##### Records to use #####

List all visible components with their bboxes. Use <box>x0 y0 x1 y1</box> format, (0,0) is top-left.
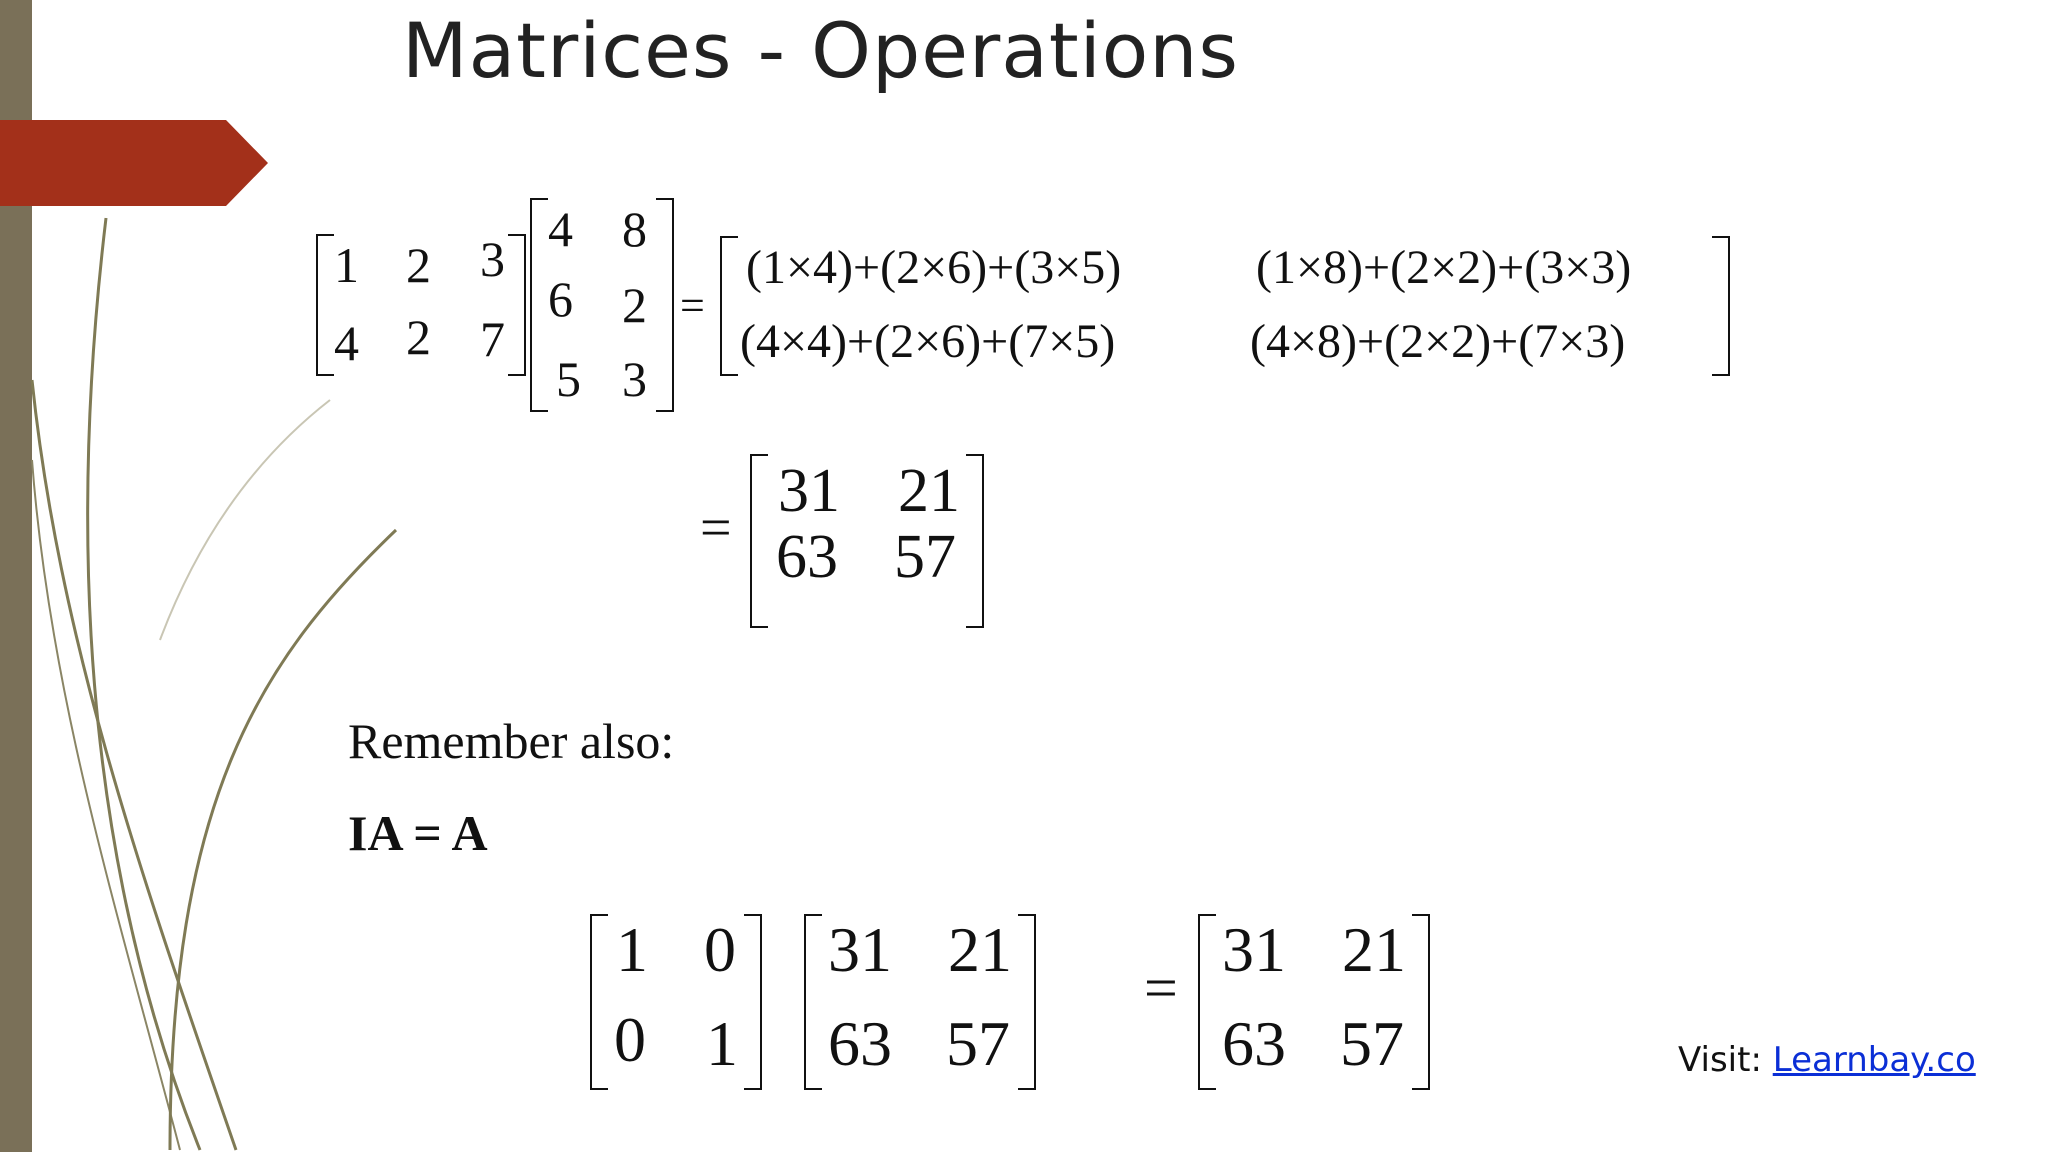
matrix-b-cell: 5 <box>556 351 581 407</box>
identity-left-bracket <box>590 914 608 1090</box>
matrix-a-cell: 2 <box>406 309 431 365</box>
expansion-cell: (1×8)+(2×2)+(3×3) <box>1256 241 1632 294</box>
equals-sign: = <box>680 281 705 330</box>
identity-right-bracket <box>744 914 762 1090</box>
identity-cell: 0 <box>704 914 736 985</box>
learnbay-link[interactable]: Learnbay.co <box>1772 1040 1976 1080</box>
result-cell: 31 <box>778 457 840 525</box>
result-cell: 63 <box>776 523 838 591</box>
result-cell: 57 <box>1340 1008 1404 1079</box>
matrix-a-cell: 57 <box>946 1008 1010 1079</box>
visit-label: Visit: <box>1678 1040 1762 1080</box>
matrix-a-cell: 7 <box>480 311 505 367</box>
matrix-a-right-bracket <box>1018 914 1036 1090</box>
result-cell: 31 <box>1222 914 1286 985</box>
matrix-b-right-bracket <box>656 198 674 412</box>
equals-sign: = <box>700 497 732 559</box>
matrix-b-cell: 6 <box>548 271 573 327</box>
matrix-a-left-bracket <box>316 234 334 376</box>
matrix-a-cell: 21 <box>948 914 1012 985</box>
result-cell: 63 <box>1222 1008 1286 1079</box>
result-cell: 21 <box>1342 914 1406 985</box>
matrix-a-cell: 63 <box>828 1008 892 1079</box>
identity-cell: 0 <box>614 1004 646 1075</box>
expansion-right-bracket <box>1712 236 1730 376</box>
result-right-bracket <box>966 454 984 628</box>
result-left-bracket <box>750 454 768 628</box>
equals-sign: = <box>1144 955 1178 1021</box>
matrix-a-cell: 2 <box>406 237 431 293</box>
matrix-a-cell: 4 <box>334 315 359 371</box>
identity-cell: 1 <box>706 1008 738 1079</box>
remember-also-text: Remember also: <box>348 713 675 769</box>
matrix-a-right-bracket <box>508 234 526 376</box>
matrix-b-left-bracket <box>530 198 548 412</box>
identity-cell: 1 <box>616 914 648 985</box>
visit-footer <box>1678 1040 1976 1080</box>
matrix-a-left-bracket <box>804 914 822 1090</box>
matrix-b-cell: 8 <box>622 201 647 257</box>
matrix-b-cell: 2 <box>622 277 647 333</box>
matrix-a-cell: 3 <box>480 231 505 287</box>
result-left-bracket <box>1198 914 1216 1090</box>
expansion-cell: (4×8)+(2×2)+(7×3) <box>1250 315 1626 368</box>
matrix-a-cell: 1 <box>334 237 359 293</box>
slide-title: Matrices - Operations <box>402 6 1239 95</box>
decorative-grass-lines <box>0 0 420 1152</box>
result-cell: 57 <box>894 523 956 591</box>
expansion-cell: (1×4)+(2×6)+(3×5) <box>746 241 1122 294</box>
expansion-cell: (4×4)+(2×6)+(7×5) <box>740 315 1116 368</box>
expansion-left-bracket <box>720 236 738 376</box>
result-right-bracket <box>1412 914 1430 1090</box>
identity-rule-text: IA = A <box>348 805 488 861</box>
result-cell: 21 <box>898 457 960 525</box>
matrix-b-cell: 4 <box>548 201 573 257</box>
matrix-a-cell: 31 <box>828 914 892 985</box>
matrix-b-cell: 3 <box>622 351 647 407</box>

#####

Exercise prompt:
Output the data lines again exactly as they appear, starting with the line that contains "matrix-b-cell: 5 <box>556 351 581 407</box>" and continuing up to and including the line that contains "identity-cell: 0 <box>704 914 736 985</box>".

Result of the exercise:
matrix-b-cell: 5 <box>556 351 581 407</box>
identity-left-bracket <box>590 914 608 1090</box>
matrix-a-cell: 2 <box>406 309 431 365</box>
expansion-cell: (1×8)+(2×2)+(3×3) <box>1256 241 1632 294</box>
equals-sign: = <box>680 281 705 330</box>
identity-right-bracket <box>744 914 762 1090</box>
identity-cell: 0 <box>704 914 736 985</box>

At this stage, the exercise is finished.